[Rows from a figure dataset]
□ □ □ □ □

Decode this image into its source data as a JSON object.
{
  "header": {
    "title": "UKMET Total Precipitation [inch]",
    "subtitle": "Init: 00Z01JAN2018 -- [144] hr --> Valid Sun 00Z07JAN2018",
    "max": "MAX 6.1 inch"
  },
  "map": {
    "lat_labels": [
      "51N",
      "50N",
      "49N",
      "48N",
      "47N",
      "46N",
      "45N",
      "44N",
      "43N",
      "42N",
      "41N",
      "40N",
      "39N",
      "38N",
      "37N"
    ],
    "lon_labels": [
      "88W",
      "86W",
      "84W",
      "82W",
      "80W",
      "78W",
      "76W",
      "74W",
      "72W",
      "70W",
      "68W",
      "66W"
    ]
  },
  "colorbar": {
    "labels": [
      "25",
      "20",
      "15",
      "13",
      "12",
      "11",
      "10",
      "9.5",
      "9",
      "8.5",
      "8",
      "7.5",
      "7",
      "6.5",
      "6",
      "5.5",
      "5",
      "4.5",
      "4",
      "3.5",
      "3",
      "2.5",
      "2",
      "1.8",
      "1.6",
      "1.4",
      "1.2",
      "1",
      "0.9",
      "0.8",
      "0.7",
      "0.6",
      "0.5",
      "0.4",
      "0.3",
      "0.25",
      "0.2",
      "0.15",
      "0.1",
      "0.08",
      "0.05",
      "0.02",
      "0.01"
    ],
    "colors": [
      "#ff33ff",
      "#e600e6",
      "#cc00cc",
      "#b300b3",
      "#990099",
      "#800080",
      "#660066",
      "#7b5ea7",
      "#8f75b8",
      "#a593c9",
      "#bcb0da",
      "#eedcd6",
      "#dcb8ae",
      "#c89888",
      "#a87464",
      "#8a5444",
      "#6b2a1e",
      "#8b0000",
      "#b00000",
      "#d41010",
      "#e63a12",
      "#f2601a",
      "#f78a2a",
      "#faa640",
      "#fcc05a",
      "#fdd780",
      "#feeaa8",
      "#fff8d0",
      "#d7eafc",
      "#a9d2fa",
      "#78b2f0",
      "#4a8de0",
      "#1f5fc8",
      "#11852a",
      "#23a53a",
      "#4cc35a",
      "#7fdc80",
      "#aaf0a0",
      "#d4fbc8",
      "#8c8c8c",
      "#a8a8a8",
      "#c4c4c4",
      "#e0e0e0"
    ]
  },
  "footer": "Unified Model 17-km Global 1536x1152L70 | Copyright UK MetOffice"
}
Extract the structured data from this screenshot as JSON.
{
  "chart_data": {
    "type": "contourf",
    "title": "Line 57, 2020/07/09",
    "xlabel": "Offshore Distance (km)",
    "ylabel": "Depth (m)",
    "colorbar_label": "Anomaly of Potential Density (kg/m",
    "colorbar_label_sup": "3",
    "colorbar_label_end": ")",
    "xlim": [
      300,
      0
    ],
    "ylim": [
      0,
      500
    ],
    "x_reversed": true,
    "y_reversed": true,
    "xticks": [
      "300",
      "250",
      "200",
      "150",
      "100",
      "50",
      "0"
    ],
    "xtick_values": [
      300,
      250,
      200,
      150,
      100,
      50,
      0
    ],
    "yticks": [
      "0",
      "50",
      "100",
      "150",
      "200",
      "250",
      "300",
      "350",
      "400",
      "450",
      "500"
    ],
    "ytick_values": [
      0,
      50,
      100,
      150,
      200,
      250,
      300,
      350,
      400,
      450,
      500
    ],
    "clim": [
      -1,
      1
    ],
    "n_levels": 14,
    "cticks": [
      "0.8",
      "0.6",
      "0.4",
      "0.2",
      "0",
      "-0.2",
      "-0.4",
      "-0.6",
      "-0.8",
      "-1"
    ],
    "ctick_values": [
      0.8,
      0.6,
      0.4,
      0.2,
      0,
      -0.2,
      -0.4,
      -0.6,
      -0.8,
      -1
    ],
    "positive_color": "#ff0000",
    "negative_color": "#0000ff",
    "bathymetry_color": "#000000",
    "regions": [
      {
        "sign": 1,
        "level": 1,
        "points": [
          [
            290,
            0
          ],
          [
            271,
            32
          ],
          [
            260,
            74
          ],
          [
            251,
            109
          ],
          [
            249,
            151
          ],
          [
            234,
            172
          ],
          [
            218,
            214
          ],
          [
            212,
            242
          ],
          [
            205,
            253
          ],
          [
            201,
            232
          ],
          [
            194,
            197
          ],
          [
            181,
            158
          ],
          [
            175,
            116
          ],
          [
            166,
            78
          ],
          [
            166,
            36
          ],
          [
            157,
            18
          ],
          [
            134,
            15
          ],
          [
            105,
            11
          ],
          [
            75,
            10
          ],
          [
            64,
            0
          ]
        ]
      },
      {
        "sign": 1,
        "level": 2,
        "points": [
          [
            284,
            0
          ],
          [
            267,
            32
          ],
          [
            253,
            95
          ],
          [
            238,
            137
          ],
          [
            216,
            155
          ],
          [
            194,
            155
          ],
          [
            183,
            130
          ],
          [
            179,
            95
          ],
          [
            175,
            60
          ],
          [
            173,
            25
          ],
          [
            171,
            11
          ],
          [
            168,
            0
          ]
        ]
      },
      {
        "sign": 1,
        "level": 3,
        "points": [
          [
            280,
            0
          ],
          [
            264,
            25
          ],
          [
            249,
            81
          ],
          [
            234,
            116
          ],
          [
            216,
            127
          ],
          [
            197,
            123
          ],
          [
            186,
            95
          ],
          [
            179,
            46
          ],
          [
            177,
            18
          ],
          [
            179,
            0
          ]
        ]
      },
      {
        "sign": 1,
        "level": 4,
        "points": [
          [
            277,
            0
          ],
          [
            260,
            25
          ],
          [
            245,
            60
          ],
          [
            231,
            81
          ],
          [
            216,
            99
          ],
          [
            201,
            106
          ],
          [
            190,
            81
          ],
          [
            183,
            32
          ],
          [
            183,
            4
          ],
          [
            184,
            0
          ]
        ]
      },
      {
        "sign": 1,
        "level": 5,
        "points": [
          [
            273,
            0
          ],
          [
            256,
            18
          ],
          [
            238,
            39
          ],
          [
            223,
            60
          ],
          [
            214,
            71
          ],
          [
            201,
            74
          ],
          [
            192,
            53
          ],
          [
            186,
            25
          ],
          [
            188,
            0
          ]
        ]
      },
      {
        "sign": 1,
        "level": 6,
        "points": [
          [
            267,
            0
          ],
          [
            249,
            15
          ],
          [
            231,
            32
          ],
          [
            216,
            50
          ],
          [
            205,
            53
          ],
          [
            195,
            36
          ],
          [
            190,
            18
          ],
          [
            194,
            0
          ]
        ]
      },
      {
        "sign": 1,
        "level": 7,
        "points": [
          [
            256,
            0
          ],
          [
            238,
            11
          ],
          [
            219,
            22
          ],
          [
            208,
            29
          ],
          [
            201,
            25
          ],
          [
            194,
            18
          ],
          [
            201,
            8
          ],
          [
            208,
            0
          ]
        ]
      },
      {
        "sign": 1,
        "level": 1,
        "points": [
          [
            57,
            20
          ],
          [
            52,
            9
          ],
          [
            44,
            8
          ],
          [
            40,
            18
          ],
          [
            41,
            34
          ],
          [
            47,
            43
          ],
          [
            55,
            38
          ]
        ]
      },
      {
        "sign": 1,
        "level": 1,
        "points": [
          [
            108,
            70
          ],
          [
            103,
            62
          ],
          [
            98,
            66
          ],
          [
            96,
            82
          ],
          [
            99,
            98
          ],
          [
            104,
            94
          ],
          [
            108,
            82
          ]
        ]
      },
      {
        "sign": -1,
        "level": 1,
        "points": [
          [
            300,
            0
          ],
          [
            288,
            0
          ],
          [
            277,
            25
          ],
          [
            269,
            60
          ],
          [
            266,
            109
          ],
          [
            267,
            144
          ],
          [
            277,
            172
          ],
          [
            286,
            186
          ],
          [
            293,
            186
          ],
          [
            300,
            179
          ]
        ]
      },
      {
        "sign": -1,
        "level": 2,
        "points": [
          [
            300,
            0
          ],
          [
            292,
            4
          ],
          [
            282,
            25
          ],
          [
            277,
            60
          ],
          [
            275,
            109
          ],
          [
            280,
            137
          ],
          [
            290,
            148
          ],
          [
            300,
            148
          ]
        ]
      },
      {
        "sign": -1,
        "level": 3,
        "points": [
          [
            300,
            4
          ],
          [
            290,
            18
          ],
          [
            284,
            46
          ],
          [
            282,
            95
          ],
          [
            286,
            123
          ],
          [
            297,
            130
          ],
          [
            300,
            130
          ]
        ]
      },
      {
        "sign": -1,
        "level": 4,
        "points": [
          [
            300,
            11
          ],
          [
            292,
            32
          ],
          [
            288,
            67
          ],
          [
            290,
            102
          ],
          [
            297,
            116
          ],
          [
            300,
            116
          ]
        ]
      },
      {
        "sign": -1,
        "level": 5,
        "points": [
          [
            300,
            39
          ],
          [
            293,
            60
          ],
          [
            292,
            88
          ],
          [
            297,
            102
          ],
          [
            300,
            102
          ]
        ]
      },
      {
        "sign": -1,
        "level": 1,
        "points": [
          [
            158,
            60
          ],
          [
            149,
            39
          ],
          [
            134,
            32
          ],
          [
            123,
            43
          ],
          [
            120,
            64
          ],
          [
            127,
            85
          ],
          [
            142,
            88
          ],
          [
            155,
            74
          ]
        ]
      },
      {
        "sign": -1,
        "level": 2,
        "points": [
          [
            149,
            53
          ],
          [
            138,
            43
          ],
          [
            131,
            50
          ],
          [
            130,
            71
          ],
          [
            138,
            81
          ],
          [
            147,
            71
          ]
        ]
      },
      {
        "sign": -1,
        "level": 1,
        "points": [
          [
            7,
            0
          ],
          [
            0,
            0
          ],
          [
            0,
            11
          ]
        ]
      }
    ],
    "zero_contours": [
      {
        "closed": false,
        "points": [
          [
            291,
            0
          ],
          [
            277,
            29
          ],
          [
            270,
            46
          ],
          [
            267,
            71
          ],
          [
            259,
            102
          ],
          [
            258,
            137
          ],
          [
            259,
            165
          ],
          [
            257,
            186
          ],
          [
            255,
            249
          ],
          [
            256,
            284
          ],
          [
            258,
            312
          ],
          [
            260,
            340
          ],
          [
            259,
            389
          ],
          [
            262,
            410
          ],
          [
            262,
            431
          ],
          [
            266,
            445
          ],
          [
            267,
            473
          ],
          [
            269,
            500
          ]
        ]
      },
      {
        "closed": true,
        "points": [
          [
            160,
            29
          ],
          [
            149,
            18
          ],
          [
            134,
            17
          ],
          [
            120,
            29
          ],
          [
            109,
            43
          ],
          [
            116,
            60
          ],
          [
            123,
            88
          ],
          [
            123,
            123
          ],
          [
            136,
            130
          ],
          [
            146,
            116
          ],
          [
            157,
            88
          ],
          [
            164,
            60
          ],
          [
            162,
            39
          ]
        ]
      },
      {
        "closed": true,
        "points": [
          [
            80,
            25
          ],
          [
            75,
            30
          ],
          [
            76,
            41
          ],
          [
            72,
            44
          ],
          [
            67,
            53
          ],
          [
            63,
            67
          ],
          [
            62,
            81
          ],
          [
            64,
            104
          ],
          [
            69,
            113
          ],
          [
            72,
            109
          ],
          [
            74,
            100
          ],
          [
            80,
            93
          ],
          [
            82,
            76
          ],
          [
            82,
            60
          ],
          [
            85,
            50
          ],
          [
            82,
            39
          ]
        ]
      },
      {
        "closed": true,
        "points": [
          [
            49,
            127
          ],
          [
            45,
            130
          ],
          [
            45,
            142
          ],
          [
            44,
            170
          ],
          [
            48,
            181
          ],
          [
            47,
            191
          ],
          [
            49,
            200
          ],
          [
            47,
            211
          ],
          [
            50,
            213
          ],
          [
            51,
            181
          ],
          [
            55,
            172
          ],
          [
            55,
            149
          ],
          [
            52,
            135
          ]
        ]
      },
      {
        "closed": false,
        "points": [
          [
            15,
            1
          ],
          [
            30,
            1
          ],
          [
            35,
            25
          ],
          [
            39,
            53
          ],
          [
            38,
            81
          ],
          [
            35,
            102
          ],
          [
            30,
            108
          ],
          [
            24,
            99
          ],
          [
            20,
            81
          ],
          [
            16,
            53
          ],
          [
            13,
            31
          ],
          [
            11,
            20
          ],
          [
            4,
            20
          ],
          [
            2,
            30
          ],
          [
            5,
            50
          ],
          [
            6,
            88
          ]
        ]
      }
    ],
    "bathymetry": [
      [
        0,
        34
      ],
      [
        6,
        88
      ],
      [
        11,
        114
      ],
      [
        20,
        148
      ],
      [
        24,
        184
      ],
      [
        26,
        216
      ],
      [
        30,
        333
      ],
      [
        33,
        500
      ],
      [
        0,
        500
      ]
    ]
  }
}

□ □ □ □ □

What to produce
Look through the material above. Copy each line where the word "inch" appears.

Task output
    "title": "UKMET Total Precipitation [inch]",
    "max": "MAX 6.1 inch"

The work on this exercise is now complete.